start INFORMATION SHOWN
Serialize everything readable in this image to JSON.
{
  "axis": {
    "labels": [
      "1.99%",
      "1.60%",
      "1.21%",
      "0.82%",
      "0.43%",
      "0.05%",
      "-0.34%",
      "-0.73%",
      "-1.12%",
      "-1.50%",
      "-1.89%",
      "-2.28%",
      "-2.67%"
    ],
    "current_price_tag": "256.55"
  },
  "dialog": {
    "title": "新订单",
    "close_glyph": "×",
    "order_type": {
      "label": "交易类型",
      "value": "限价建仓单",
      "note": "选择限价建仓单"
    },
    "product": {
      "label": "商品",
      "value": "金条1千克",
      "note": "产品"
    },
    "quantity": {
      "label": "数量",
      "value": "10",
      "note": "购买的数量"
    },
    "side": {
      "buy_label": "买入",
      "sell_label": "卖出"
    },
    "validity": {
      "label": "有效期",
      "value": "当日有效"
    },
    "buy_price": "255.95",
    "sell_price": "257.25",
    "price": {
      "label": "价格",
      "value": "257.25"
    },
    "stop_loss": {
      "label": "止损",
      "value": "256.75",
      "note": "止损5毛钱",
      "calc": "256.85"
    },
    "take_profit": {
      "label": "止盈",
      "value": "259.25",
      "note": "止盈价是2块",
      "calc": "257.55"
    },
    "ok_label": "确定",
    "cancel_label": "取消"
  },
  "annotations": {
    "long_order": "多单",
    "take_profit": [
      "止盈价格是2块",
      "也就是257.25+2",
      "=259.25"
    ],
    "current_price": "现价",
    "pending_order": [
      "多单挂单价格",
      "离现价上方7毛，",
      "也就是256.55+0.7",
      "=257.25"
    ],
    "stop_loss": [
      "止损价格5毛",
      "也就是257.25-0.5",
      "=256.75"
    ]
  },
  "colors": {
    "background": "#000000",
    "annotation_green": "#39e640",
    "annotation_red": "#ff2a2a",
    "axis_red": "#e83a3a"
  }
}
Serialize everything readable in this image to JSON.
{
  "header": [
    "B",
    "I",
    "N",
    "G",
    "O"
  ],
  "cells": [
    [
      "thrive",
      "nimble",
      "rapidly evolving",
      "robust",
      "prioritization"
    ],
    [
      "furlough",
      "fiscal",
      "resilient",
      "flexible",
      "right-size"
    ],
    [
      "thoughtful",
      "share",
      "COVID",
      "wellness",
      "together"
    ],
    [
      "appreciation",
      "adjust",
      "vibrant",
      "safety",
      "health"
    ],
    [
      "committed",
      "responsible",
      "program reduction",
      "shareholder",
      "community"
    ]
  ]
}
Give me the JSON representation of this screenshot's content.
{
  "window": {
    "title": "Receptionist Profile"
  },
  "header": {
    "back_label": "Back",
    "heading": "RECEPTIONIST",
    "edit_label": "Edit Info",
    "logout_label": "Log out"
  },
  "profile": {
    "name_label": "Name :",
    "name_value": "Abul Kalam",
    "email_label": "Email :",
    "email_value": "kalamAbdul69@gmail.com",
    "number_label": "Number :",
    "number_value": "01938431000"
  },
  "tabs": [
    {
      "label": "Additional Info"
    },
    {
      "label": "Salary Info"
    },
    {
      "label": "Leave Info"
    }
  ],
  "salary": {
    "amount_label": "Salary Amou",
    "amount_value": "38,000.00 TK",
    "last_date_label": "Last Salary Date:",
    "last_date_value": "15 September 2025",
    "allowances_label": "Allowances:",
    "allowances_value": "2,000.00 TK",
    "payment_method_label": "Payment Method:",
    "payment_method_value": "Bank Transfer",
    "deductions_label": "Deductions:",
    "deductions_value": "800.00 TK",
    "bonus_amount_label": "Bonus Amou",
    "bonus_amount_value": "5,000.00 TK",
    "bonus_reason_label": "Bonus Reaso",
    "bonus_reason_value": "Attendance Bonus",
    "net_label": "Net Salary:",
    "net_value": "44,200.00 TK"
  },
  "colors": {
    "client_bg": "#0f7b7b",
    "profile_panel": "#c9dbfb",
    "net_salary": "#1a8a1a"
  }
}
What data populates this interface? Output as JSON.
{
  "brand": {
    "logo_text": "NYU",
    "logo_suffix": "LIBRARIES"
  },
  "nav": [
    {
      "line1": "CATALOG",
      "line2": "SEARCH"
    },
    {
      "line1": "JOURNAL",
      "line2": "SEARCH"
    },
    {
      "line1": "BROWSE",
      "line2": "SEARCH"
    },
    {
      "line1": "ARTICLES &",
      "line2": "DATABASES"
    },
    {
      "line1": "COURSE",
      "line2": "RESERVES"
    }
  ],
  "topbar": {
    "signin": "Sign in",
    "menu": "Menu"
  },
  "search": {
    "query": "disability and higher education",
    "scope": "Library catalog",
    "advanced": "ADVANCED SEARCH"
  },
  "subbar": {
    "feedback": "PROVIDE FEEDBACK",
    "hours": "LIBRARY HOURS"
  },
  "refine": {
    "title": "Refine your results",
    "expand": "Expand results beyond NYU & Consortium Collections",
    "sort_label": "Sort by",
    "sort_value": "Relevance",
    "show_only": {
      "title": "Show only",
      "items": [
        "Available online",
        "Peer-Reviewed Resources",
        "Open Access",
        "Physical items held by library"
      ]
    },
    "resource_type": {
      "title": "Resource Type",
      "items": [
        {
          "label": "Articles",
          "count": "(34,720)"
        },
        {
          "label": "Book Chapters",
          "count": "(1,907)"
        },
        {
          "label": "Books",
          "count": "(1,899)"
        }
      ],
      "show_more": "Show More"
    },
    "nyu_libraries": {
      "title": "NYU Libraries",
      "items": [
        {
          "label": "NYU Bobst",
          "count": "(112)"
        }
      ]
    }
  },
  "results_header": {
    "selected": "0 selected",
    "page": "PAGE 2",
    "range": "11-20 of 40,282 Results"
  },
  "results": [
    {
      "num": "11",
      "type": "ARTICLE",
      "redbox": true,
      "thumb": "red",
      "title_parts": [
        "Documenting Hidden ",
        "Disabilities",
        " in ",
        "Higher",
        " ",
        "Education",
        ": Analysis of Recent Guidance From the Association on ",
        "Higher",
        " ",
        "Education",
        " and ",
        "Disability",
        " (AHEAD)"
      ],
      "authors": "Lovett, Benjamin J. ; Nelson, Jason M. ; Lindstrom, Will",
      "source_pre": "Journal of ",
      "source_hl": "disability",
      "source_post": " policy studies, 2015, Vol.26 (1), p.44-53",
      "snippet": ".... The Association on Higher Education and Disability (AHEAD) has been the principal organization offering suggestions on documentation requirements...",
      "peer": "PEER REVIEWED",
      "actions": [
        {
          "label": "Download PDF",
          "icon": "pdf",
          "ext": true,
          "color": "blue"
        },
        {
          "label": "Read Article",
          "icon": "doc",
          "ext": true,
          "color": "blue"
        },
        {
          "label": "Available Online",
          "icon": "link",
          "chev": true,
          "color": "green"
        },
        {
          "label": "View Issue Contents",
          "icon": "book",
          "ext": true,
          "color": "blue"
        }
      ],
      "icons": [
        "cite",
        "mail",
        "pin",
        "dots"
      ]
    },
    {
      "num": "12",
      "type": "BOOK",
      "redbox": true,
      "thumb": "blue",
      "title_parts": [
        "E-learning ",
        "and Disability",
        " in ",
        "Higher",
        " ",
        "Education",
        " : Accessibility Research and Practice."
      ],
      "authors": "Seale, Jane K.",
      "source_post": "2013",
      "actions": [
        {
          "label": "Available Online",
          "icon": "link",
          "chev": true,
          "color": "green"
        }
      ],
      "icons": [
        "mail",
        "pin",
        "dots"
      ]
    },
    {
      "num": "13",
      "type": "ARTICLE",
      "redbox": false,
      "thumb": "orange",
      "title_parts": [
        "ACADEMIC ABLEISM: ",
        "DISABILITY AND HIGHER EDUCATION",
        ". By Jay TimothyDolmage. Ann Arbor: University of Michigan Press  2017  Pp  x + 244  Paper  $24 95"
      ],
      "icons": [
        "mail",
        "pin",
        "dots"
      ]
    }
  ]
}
end INFORMATION SHOWN
Every line holding "JSON" should be copied out.

> _WRITTEN ANSWER_
Serialize everything readable in this image to JSON.
Serialize everything readable in this image to JSON.
Give me the JSON representation of this screenshot's content.
What data populates this interface? Output as JSON.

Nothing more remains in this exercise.